Task goal: Figure out how many lines of the material below contain the word "XeroOrganisationId". Answer with the number only.

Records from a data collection
* * * * * * *

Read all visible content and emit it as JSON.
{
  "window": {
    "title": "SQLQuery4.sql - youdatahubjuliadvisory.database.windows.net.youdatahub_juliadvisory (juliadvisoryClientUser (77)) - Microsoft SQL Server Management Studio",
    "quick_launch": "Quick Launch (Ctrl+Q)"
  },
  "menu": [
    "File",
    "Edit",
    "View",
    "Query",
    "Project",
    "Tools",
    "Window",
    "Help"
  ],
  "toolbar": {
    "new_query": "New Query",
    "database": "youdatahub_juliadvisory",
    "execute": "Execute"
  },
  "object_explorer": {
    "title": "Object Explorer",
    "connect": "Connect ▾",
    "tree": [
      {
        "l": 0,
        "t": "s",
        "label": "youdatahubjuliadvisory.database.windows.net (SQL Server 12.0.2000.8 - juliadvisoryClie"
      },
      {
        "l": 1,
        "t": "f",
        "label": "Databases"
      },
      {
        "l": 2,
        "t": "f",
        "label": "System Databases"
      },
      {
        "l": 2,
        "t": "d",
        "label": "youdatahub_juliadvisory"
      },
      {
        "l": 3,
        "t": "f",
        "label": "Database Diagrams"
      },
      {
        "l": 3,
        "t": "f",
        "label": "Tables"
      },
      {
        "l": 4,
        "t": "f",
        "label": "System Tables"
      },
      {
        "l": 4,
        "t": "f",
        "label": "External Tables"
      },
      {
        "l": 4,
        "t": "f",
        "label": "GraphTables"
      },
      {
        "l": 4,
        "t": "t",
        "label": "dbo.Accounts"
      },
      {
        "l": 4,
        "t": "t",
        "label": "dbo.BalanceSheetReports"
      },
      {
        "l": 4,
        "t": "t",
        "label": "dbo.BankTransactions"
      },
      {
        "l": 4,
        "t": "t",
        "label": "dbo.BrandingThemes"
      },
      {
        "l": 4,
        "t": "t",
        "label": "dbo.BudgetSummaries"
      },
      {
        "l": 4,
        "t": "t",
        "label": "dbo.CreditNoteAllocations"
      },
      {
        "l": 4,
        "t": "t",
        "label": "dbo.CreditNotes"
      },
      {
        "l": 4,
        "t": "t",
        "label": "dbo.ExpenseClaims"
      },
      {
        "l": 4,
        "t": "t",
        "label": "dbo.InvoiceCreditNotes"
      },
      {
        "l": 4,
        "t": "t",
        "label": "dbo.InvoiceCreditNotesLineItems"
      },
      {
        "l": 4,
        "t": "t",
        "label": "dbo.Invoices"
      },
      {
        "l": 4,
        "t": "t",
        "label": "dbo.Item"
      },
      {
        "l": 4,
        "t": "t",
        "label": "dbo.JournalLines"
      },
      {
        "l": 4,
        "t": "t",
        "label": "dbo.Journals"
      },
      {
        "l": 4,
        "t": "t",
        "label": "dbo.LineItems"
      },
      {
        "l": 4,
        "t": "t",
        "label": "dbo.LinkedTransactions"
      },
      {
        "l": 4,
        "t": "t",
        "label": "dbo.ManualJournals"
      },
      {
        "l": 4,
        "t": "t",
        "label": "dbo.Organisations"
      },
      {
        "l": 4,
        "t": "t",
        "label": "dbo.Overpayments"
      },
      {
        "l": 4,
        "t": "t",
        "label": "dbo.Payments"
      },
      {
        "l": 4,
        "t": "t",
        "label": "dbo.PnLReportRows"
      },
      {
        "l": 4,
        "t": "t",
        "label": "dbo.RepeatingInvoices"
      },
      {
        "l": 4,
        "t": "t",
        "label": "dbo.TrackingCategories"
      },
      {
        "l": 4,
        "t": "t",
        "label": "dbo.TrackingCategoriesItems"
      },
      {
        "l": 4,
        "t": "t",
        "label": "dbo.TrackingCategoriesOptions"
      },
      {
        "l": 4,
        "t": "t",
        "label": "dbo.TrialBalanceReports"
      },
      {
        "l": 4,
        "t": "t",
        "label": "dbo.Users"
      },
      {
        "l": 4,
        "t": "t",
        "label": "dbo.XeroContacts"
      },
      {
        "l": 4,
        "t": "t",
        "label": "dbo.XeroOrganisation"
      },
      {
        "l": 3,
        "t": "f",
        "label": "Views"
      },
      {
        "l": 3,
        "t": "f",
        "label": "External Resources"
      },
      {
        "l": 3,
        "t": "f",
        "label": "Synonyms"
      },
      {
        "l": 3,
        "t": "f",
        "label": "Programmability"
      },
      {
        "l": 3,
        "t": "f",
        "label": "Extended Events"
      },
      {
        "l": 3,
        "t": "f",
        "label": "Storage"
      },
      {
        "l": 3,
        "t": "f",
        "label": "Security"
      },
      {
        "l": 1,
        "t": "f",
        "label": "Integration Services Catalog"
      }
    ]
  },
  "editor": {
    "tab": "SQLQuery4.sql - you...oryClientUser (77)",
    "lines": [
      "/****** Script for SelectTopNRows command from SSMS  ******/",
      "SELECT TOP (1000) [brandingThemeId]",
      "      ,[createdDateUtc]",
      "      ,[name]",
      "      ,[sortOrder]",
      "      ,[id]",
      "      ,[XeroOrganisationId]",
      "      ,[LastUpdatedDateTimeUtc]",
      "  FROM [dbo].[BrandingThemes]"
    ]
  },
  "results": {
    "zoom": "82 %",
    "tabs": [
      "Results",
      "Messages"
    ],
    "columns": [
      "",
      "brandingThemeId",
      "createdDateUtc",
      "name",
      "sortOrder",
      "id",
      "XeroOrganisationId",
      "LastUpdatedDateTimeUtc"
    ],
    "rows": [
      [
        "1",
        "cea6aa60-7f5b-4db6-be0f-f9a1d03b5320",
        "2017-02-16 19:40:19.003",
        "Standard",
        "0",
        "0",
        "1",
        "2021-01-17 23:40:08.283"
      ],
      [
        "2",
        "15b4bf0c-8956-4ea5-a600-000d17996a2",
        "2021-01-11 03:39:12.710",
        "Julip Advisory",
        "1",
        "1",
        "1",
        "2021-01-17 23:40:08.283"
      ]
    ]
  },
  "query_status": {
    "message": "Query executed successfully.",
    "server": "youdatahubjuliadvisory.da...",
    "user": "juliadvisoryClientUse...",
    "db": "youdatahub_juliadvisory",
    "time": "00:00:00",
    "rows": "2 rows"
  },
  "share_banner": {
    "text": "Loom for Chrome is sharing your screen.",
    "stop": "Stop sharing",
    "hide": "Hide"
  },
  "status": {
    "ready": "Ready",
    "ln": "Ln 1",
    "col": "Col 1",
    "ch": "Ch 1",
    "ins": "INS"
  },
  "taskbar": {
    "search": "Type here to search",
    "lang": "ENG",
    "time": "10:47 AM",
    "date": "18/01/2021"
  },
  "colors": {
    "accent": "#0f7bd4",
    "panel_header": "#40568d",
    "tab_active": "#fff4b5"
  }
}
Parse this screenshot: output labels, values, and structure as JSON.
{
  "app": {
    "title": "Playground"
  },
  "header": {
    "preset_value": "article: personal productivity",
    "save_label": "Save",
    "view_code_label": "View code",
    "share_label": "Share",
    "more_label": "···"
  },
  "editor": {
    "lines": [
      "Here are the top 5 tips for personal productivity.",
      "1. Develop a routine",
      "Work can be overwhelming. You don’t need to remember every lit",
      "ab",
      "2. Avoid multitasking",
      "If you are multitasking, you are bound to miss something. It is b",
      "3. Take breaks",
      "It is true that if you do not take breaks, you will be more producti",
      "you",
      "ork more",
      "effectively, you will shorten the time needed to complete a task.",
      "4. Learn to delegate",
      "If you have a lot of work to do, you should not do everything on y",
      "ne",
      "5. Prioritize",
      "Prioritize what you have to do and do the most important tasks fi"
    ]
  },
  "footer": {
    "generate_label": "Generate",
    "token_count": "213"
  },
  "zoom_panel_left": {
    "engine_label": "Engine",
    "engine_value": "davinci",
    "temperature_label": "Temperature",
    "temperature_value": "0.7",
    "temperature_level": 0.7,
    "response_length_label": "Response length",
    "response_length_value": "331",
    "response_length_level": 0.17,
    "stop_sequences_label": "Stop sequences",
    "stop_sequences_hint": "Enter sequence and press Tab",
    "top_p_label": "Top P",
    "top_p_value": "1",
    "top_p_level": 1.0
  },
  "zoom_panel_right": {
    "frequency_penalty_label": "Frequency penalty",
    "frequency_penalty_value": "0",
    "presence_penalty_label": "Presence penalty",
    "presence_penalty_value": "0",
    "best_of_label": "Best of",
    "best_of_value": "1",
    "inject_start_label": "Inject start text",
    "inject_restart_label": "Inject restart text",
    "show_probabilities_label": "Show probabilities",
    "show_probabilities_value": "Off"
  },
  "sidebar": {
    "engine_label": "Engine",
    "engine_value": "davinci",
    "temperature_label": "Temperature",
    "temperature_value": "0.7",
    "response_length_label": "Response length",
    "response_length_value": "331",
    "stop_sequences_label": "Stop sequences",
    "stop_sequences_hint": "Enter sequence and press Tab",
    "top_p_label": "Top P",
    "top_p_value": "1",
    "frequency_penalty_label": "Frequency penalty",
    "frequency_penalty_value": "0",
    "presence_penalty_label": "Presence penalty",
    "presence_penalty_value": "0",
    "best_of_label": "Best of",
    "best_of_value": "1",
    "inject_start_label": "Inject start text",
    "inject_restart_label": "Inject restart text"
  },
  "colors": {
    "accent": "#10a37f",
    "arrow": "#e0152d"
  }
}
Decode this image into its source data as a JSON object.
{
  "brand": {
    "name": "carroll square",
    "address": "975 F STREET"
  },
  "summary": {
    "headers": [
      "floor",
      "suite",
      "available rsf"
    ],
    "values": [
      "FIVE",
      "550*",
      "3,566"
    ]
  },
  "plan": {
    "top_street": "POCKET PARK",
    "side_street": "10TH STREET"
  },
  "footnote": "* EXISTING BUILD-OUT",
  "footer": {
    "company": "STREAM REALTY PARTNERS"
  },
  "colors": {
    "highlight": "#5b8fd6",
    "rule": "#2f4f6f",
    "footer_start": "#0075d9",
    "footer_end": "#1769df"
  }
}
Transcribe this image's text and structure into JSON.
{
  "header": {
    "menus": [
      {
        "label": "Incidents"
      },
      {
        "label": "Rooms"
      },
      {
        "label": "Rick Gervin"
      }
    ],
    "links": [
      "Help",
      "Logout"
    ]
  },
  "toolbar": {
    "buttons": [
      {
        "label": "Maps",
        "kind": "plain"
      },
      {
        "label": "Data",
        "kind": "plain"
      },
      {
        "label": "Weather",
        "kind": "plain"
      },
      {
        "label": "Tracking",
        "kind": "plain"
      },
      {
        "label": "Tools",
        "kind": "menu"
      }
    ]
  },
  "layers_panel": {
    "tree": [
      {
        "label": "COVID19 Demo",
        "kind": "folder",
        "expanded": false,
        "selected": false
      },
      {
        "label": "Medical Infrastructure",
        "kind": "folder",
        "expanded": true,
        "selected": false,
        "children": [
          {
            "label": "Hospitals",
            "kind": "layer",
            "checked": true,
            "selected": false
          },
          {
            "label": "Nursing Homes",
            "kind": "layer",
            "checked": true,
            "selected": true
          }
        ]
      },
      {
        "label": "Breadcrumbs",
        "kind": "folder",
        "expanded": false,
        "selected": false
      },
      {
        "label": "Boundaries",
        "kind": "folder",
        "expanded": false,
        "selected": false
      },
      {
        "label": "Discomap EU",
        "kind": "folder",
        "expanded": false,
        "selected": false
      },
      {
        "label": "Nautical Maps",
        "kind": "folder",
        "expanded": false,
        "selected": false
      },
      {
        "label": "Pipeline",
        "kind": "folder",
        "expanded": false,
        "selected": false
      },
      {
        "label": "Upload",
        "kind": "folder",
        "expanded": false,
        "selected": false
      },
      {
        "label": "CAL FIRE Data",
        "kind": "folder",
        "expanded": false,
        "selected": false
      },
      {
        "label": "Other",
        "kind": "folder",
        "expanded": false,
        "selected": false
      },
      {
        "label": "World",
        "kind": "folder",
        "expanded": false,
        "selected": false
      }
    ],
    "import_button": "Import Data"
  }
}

* * * * * * *

Solved problem: 2